GOAL
Collect all lines from the records below that include the word "name".

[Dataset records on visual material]
----

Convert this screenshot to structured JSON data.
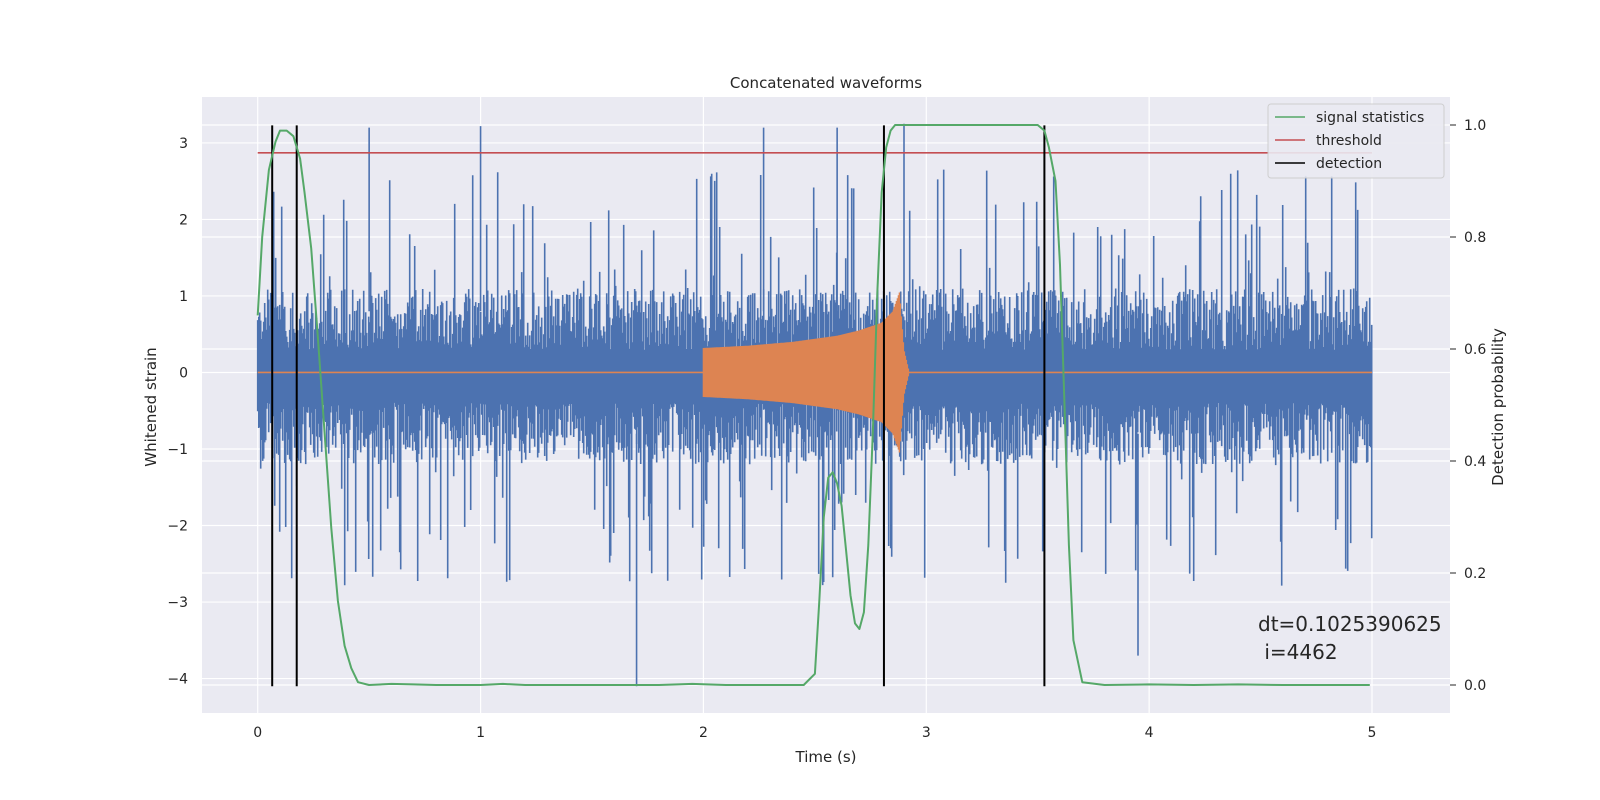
{
  "chart_data": {
    "type": "line",
    "title": "Concatenated waveforms",
    "xlabel": "Time (s)",
    "ylabel": "Whitened strain",
    "y2label": "Detection probability",
    "xlim": [
      -0.25,
      5.35
    ],
    "ylim": [
      -4.45,
      3.6
    ],
    "y2lim": [
      -0.05,
      1.05
    ],
    "x_ticks": [
      "0",
      "1",
      "2",
      "3",
      "4",
      "5"
    ],
    "y_ticks": [
      "−4",
      "−3",
      "−2",
      "−1",
      "0",
      "1",
      "2",
      "3"
    ],
    "y2_ticks": [
      "0.0",
      "0.2",
      "0.4",
      "0.6",
      "0.8",
      "1.0"
    ],
    "grid": true,
    "legend_position": "top-right",
    "series": [
      {
        "name": "signal statistics",
        "color": "#55a868",
        "axis": "right",
        "x": [
          0.0,
          0.02,
          0.05,
          0.08,
          0.1,
          0.13,
          0.16,
          0.19,
          0.21,
          0.24,
          0.27,
          0.3,
          0.33,
          0.36,
          0.39,
          0.42,
          0.45,
          0.5,
          0.6,
          0.7,
          0.8,
          0.9,
          1.0,
          1.1,
          1.2,
          1.4,
          1.6,
          1.8,
          1.95,
          2.1,
          2.3,
          2.45,
          2.5,
          2.52,
          2.54,
          2.56,
          2.58,
          2.6,
          2.62,
          2.64,
          2.66,
          2.68,
          2.7,
          2.72,
          2.74,
          2.76,
          2.78,
          2.8,
          2.82,
          2.84,
          2.86,
          2.88,
          2.9,
          3.0,
          3.2,
          3.4,
          3.5,
          3.53,
          3.55,
          3.58,
          3.6,
          3.62,
          3.64,
          3.66,
          3.7,
          3.8,
          4.0,
          4.2,
          4.4,
          4.6,
          4.8,
          4.99
        ],
        "values": [
          0.66,
          0.8,
          0.92,
          0.97,
          0.99,
          0.99,
          0.98,
          0.94,
          0.88,
          0.78,
          0.62,
          0.45,
          0.28,
          0.15,
          0.07,
          0.03,
          0.005,
          0.0,
          0.002,
          0.001,
          0.0,
          0.0,
          0.0,
          0.002,
          0.0,
          0.0,
          0.0,
          0.0,
          0.002,
          0.0,
          0.0,
          0.0,
          0.02,
          0.15,
          0.3,
          0.37,
          0.38,
          0.36,
          0.32,
          0.24,
          0.16,
          0.11,
          0.1,
          0.13,
          0.25,
          0.45,
          0.7,
          0.88,
          0.96,
          0.99,
          1.0,
          1.0,
          1.0,
          1.0,
          1.0,
          1.0,
          1.0,
          0.99,
          0.96,
          0.9,
          0.75,
          0.5,
          0.25,
          0.08,
          0.005,
          0.0,
          0.001,
          0.0,
          0.001,
          0.0,
          0.0,
          0.0
        ]
      },
      {
        "name": "threshold",
        "color": "#c44e52",
        "axis": "left",
        "x": [
          0.0,
          5.0
        ],
        "values": [
          2.87,
          2.87
        ]
      },
      {
        "name": "detection",
        "color": "#000000",
        "axis": "left",
        "x": [
          0.065,
          0.175,
          2.81,
          3.53
        ],
        "y_range": [
          -4.1,
          3.23
        ]
      },
      {
        "color": "#4c72b0",
        "axis": "left",
        "x_range": [
          0.0,
          5.0
        ],
        "band": [
          -1.2,
          1.1
        ],
        "spike_x": [
          0.5,
          1.0,
          1.7,
          2.27,
          2.6,
          2.9,
          3.95
        ],
        "spike_values": [
          3.2,
          3.22,
          -4.1,
          3.2,
          3.2,
          3.25,
          -3.7
        ]
      },
      {
        "color": "#dd8452",
        "axis": "left",
        "x": [
          2.0,
          2.2,
          2.4,
          2.6,
          2.7,
          2.8,
          2.85,
          2.88,
          2.9,
          2.92
        ],
        "envelope": [
          0.32,
          0.35,
          0.4,
          0.48,
          0.55,
          0.65,
          0.8,
          1.05,
          0.3,
          0.05
        ]
      }
    ],
    "annotations": [
      "dt=0.1025390625",
      " i=4462"
    ]
  }
}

----

ANSWER FOR THIS EXERCISE
        "name": "signal statistics",
        "name": "threshold",
        "name": "detection",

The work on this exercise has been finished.